Task requirements.
Set down the material once more, exactly as it appears.
-*-*-
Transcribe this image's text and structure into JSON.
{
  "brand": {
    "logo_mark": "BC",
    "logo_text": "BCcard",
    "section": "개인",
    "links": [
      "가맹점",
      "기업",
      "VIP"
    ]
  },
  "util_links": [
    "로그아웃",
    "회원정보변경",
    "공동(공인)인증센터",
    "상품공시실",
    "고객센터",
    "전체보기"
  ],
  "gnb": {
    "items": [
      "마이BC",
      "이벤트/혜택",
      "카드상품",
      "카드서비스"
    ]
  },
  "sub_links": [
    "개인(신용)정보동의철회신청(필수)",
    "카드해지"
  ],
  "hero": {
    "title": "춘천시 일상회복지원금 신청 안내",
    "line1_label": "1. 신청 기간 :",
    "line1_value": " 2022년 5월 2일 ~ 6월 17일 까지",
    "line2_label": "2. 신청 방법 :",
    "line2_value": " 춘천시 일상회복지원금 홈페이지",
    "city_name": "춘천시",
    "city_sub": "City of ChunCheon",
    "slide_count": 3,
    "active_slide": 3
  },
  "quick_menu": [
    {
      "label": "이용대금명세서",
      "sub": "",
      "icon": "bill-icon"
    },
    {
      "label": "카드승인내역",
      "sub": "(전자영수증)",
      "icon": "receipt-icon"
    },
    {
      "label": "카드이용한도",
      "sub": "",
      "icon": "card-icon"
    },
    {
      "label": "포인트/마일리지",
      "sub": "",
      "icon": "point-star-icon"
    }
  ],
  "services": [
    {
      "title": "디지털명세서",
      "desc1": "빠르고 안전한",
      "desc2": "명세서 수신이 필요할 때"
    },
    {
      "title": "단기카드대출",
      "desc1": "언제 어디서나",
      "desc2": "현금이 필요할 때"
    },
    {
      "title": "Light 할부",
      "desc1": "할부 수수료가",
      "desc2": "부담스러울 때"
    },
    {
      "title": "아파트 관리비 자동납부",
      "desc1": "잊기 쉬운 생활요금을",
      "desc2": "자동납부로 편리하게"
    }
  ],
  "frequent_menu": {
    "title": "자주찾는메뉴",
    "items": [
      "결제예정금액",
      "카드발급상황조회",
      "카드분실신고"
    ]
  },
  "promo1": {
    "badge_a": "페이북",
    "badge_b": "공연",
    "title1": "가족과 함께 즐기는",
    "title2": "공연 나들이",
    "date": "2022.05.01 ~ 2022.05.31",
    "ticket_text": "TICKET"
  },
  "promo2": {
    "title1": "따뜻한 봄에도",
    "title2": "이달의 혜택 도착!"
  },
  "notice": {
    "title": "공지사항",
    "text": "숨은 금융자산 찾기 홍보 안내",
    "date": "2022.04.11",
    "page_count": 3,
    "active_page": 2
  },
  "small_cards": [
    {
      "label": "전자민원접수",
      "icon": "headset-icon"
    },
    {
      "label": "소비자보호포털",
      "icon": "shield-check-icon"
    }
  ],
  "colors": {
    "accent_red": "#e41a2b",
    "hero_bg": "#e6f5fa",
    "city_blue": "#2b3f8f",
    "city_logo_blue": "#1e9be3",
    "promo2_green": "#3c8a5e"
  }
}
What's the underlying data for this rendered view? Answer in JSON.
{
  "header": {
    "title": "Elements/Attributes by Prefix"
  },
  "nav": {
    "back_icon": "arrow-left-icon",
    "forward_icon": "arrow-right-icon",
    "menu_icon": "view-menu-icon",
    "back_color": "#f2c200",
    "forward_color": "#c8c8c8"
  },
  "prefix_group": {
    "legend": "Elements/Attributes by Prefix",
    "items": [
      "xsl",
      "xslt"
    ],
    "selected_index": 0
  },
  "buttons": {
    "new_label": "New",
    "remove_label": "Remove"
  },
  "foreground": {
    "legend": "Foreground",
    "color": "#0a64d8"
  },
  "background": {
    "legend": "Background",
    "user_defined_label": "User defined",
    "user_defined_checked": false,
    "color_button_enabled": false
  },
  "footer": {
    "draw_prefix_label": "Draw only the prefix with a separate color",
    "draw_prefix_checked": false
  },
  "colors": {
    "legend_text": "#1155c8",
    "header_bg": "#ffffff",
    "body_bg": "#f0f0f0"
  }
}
-*-*-
Output for this exercise.
Transcribe this image's text and structure into JSON.
{
  "brand": {
    "logo_mark": "BC",
    "logo_text": "BCcard",
    "section": "개인",
    "links": [
      "가맹점",
      "기업",
      "VIP"
    ]
  },
  "util_links": [
    "로그아웃",
    "회원정보변경",
    "공동(공인)인증센터",
    "상품공시실",
    "고객센터",
    "전체보기"
  ],
  "gnb": {
    "items": [
      "마이BC",
      "이벤트/혜택",
      "카드상품",
      "카드서비스"
    ]
  },
  "sub_links": [
    "개인(신용)정보동의철회신청(필수)",
    "카드해지"
  ],
  "hero": {
    "title": "춘천시 일상회복지원금 신청 안내",
    "line1_label": "1. 신청 기간 :",
    "line1_value": " 2022년 5월 2일 ~ 6월 17일 까지",
    "line2_label": "2. 신청 방법 :",
    "line2_value": " 춘천시 일상회복지원금 홈페이지",
    "city_name": "춘천시",
    "city_sub": "City of ChunCheon",
    "slide_count": 3,
    "active_slide": 3
  },
  "quick_menu": [
    {
      "label": "이용대금명세서",
      "sub": "",
      "icon": "bill-icon"
    },
    {
      "label": "카드승인내역",
      "sub": "(전자영수증)",
      "icon": "receipt-icon"
    },
    {
      "label": "카드이용한도",
      "sub": "",
      "icon": "card-icon"
    },
    {
      "label": "포인트/마일리지",
      "sub": "",
      "icon": "point-star-icon"
    }
  ],
  "services": [
    {
      "title": "디지털명세서",
      "desc1": "빠르고 안전한",
      "desc2": "명세서 수신이 필요할 때"
    },
    {
      "title": "단기카드대출",
      "desc1": "언제 어디서나",
      "desc2": "현금이 필요할 때"
    },
    {
      "title": "Light 할부",
      "desc1": "할부 수수료가",
      "desc2": "부담스러울 때"
    },
    {
      "title": "아파트 관리비 자동납부",
      "desc1": "잊기 쉬운 생활요금을",
      "desc2": "자동납부로 편리하게"
    }
  ],
  "frequent_menu": {
    "title": "자주찾는메뉴",
    "items": [
      "결제예정금액",
      "카드발급상황조회",
      "카드분실신고"
    ]
  },
  "promo1": {
    "badge_a": "페이북",
    "badge_b": "공연",
    "title1": "가족과 함께 즐기는",
    "title2": "공연 나들이",
    "date": "2022.05.01 ~ 2022.05.31",
    "ticket_text": "TICKET"
  },
  "promo2": {
    "title1": "따뜻한 봄에도",
    "title2": "이달의 혜택 도착!"
  },
  "notice": {
    "title": "공지사항",
    "text": "숨은 금융자산 찾기 홍보 안내",
    "date": "2022.04.11",
    "page_count": 3,
    "active_page": 2
  },
  "small_cards": [
    {
      "label": "전자민원접수",
      "icon": "headset-icon"
    },
    {
      "label": "소비자보호포털",
      "icon": "shield-check-icon"
    }
  ],
  "colors": {
    "accent_red": "#e41a2b",
    "hero_bg": "#e6f5fa",
    "city_blue": "#2b3f8f",
    "city_logo_blue": "#1e9be3",
    "promo2_green": "#3c8a5e"
  }
}
What's the underlying data for this rendered view? Answer in JSON.
{
  "header": {
    "title": "Elements/Attributes by Prefix"
  },
  "nav": {
    "back_icon": "arrow-left-icon",
    "forward_icon": "arrow-right-icon",
    "menu_icon": "view-menu-icon",
    "back_color": "#f2c200",
    "forward_color": "#c8c8c8"
  },
  "prefix_group": {
    "legend": "Elements/Attributes by Prefix",
    "items": [
      "xsl",
      "xslt"
    ],
    "selected_index": 0
  },
  "buttons": {
    "new_label": "New",
    "remove_label": "Remove"
  },
  "foreground": {
    "legend": "Foreground",
    "color": "#0a64d8"
  },
  "background": {
    "legend": "Background",
    "user_defined_label": "User defined",
    "user_defined_checked": false,
    "color_button_enabled": false
  },
  "footer": {
    "draw_prefix_label": "Draw only the prefix with a separate color",
    "draw_prefix_checked": false
  },
  "colors": {
    "legend_text": "#1155c8",
    "header_bg": "#ffffff",
    "body_bg": "#f0f0f0"
  }
}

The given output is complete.